(Data records)
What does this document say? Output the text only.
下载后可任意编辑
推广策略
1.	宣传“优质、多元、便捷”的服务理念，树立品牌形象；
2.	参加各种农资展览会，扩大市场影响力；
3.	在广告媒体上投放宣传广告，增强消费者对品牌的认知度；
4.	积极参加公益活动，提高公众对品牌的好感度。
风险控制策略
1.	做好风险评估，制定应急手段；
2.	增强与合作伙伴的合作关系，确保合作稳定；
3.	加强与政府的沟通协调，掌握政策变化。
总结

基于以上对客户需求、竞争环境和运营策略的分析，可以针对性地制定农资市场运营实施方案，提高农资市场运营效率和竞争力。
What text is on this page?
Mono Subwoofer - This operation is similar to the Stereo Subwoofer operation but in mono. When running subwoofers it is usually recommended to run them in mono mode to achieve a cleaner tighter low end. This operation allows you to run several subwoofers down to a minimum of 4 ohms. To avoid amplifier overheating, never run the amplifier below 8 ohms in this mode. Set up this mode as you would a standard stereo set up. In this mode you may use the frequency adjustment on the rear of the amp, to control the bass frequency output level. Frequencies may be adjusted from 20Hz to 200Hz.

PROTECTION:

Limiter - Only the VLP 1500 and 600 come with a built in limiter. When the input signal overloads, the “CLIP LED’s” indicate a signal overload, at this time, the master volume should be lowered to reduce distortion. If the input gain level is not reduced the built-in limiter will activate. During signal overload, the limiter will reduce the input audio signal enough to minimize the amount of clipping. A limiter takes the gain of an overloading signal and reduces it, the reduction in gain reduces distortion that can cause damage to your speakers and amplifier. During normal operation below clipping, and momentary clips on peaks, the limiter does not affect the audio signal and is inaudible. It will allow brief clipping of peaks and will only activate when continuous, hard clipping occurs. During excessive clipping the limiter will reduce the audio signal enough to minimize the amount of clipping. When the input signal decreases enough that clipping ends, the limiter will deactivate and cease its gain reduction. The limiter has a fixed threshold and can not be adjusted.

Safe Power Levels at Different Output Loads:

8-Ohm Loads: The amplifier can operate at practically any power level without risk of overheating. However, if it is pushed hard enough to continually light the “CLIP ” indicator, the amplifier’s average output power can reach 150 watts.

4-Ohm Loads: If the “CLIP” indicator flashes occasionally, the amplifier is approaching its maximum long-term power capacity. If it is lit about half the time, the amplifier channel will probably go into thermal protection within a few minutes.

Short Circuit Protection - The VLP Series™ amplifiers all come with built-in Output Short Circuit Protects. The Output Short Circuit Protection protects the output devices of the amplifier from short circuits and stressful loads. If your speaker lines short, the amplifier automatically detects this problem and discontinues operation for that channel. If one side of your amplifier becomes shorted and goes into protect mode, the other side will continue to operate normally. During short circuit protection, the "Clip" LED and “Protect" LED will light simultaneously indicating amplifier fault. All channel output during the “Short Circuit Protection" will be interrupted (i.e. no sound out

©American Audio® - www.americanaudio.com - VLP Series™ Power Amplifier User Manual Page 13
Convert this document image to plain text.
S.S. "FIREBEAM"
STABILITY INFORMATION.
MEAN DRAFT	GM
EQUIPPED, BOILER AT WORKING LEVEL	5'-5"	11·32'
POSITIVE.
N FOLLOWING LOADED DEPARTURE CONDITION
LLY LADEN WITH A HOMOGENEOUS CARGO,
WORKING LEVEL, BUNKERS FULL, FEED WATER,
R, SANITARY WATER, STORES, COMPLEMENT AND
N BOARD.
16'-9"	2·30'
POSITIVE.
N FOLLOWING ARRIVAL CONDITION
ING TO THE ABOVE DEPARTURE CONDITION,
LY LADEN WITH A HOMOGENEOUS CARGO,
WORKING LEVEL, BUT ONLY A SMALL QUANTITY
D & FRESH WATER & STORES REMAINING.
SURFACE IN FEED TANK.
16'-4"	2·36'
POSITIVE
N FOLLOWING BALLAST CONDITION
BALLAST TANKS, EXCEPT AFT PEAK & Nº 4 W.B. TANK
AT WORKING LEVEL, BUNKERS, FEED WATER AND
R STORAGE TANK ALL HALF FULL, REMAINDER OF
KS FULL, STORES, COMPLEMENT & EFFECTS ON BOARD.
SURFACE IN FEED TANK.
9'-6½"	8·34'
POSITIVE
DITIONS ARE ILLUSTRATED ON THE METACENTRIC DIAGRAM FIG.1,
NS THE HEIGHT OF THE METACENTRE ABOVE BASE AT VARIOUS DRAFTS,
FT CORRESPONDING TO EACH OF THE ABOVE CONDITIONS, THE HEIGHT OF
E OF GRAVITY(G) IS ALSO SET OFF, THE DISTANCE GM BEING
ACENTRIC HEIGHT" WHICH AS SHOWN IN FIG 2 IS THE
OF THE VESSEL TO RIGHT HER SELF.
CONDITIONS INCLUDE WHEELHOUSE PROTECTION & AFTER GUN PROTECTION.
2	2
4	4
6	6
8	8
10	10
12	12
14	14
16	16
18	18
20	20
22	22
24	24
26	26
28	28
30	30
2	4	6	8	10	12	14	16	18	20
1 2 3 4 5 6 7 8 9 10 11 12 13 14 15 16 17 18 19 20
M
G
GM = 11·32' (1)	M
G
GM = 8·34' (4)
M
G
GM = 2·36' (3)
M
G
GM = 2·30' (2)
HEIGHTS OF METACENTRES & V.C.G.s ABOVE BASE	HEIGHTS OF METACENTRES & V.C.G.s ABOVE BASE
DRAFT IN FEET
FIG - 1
==
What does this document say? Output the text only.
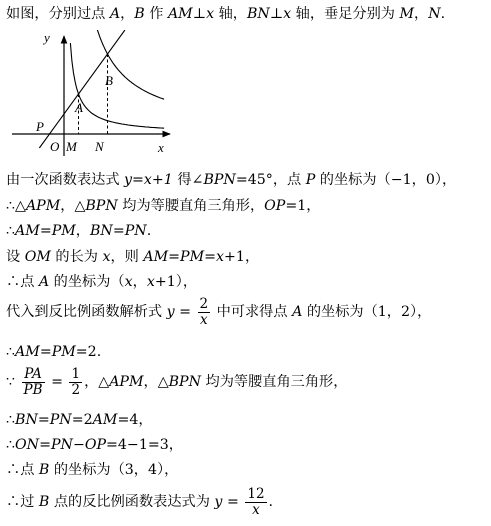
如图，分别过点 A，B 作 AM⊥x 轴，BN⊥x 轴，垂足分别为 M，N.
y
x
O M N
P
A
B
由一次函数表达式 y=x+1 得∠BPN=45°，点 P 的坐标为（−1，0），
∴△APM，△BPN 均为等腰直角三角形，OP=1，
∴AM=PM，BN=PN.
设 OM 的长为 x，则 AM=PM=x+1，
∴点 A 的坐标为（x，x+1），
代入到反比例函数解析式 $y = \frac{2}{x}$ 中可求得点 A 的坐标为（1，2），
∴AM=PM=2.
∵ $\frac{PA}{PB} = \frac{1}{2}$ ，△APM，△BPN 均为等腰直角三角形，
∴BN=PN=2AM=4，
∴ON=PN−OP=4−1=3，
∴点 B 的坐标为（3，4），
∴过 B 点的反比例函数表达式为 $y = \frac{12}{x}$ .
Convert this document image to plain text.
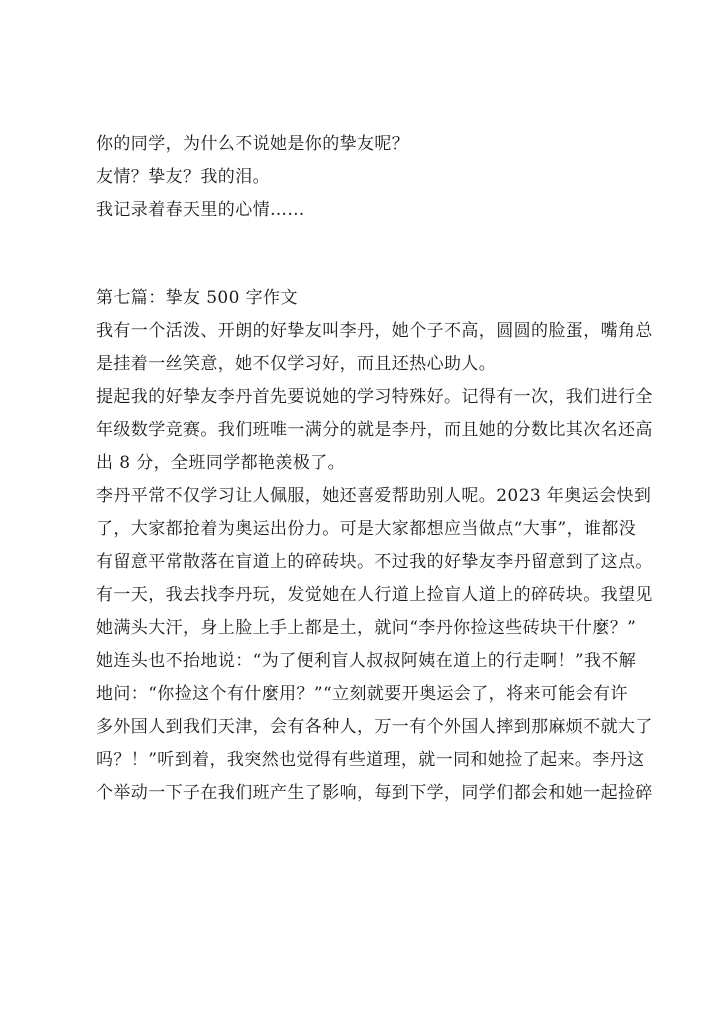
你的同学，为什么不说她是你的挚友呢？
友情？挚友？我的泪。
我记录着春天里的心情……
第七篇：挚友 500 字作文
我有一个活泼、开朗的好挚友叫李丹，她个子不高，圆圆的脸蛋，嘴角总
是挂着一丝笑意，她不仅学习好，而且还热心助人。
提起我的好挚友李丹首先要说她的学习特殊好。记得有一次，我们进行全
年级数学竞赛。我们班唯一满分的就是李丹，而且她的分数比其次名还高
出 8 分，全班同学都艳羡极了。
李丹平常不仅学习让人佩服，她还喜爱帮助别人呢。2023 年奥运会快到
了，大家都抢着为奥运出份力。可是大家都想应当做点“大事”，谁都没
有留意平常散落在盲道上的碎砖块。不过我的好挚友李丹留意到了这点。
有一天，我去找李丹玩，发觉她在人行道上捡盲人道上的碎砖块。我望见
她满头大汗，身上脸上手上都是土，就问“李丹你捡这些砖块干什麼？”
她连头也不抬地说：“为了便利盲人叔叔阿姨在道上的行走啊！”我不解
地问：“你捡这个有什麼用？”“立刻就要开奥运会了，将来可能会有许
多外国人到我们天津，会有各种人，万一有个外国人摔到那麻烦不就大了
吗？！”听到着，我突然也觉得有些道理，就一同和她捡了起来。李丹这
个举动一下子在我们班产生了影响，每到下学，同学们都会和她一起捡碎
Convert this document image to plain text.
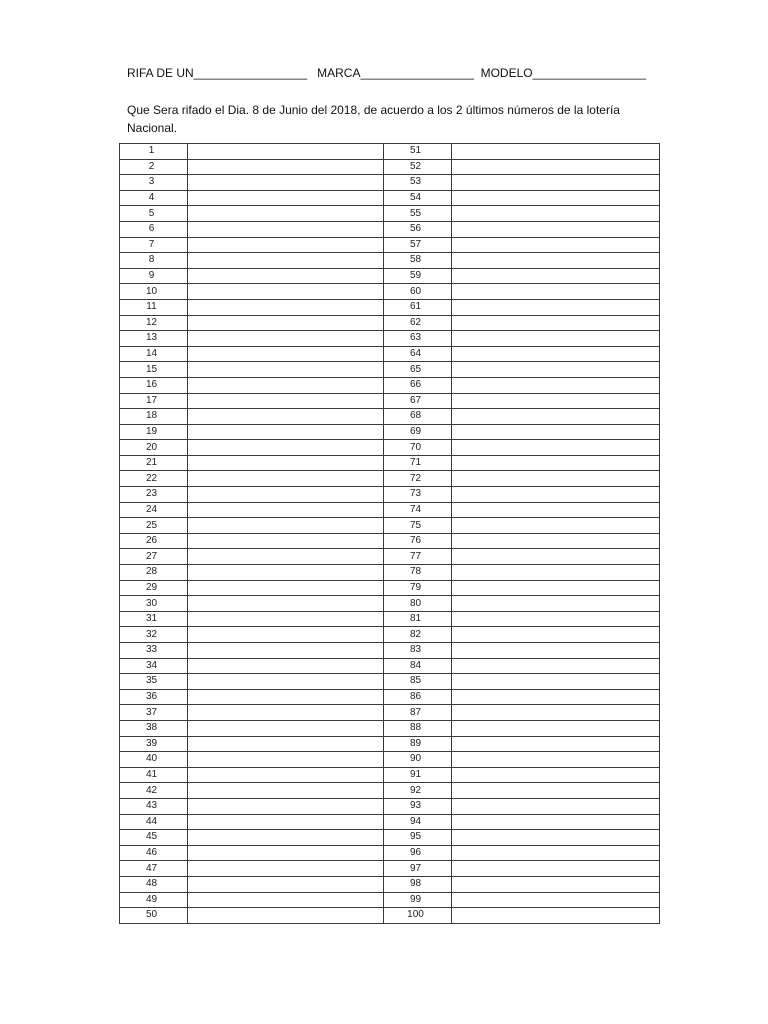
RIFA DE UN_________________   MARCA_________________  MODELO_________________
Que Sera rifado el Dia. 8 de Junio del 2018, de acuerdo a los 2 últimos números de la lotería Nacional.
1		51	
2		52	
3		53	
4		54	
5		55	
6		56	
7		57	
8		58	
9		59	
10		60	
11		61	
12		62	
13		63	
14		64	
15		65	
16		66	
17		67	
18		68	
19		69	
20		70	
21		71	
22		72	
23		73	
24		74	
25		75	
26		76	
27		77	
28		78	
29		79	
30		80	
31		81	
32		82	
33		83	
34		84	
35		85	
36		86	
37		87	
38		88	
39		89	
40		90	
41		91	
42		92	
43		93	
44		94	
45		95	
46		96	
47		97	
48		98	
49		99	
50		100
---
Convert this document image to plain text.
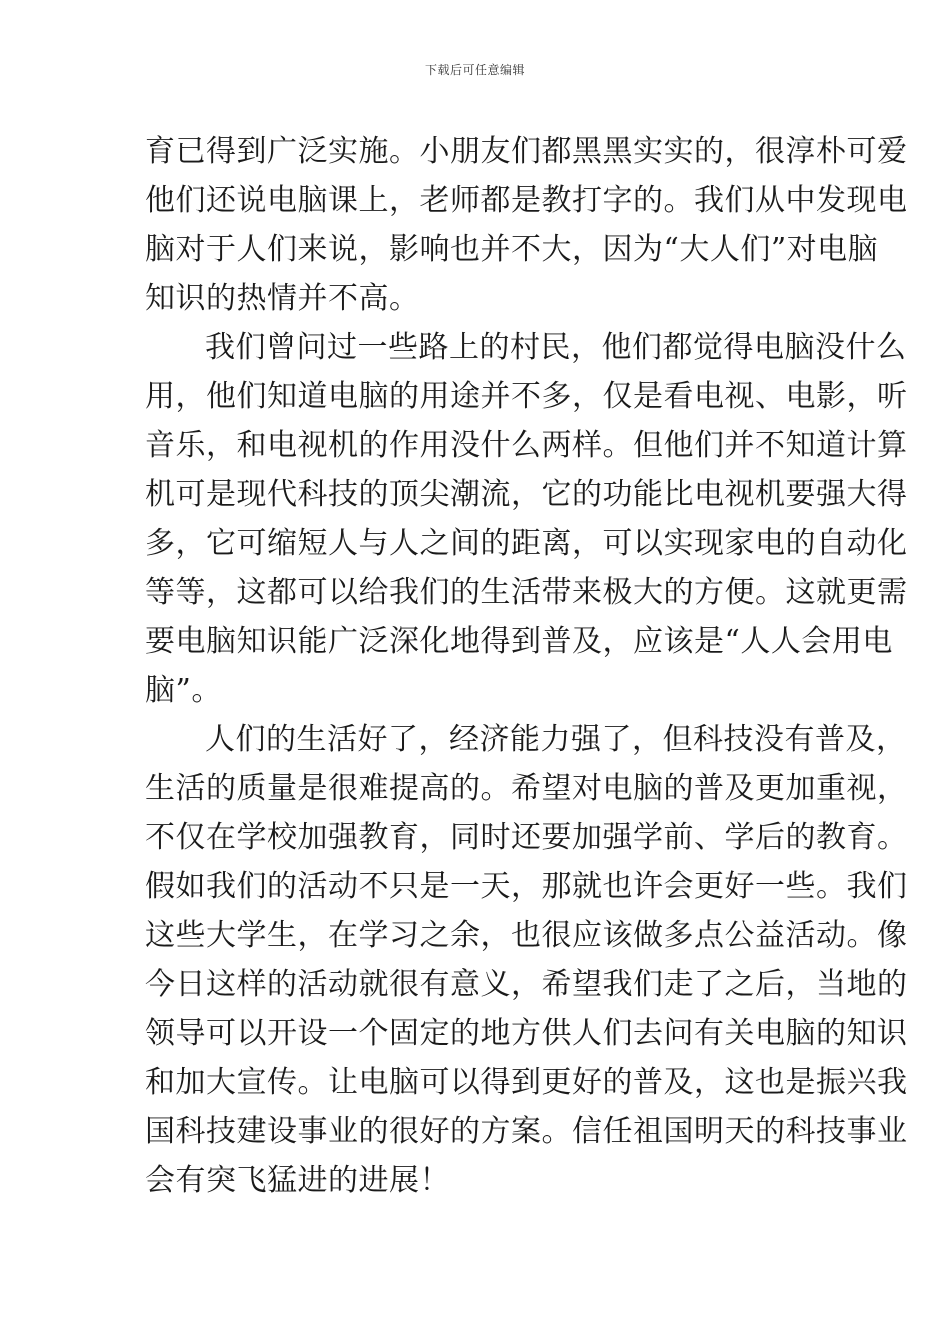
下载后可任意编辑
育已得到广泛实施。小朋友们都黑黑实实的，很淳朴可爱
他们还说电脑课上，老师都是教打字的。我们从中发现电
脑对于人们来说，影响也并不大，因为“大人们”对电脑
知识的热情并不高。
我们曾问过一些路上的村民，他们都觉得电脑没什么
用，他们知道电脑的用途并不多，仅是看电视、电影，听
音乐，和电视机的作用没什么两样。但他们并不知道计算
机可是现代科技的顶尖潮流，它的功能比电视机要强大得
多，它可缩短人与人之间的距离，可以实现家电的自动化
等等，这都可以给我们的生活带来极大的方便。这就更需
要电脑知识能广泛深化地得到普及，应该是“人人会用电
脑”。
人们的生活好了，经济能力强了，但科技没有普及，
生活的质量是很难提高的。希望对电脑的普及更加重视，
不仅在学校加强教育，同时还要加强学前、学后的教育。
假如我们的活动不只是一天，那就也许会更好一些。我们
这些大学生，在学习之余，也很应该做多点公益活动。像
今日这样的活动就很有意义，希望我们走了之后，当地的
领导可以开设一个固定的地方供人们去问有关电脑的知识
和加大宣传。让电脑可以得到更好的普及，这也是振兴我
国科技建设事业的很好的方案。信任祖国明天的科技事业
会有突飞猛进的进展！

### What is asked
Within the material above, find the lines that contain the word "LADEN"; copy them.

### Result of the exercise
LLY LADEN WITH A HOMOGENEOUS CARGO,
LY LADEN WITH A HOMOGENEOUS CARGO,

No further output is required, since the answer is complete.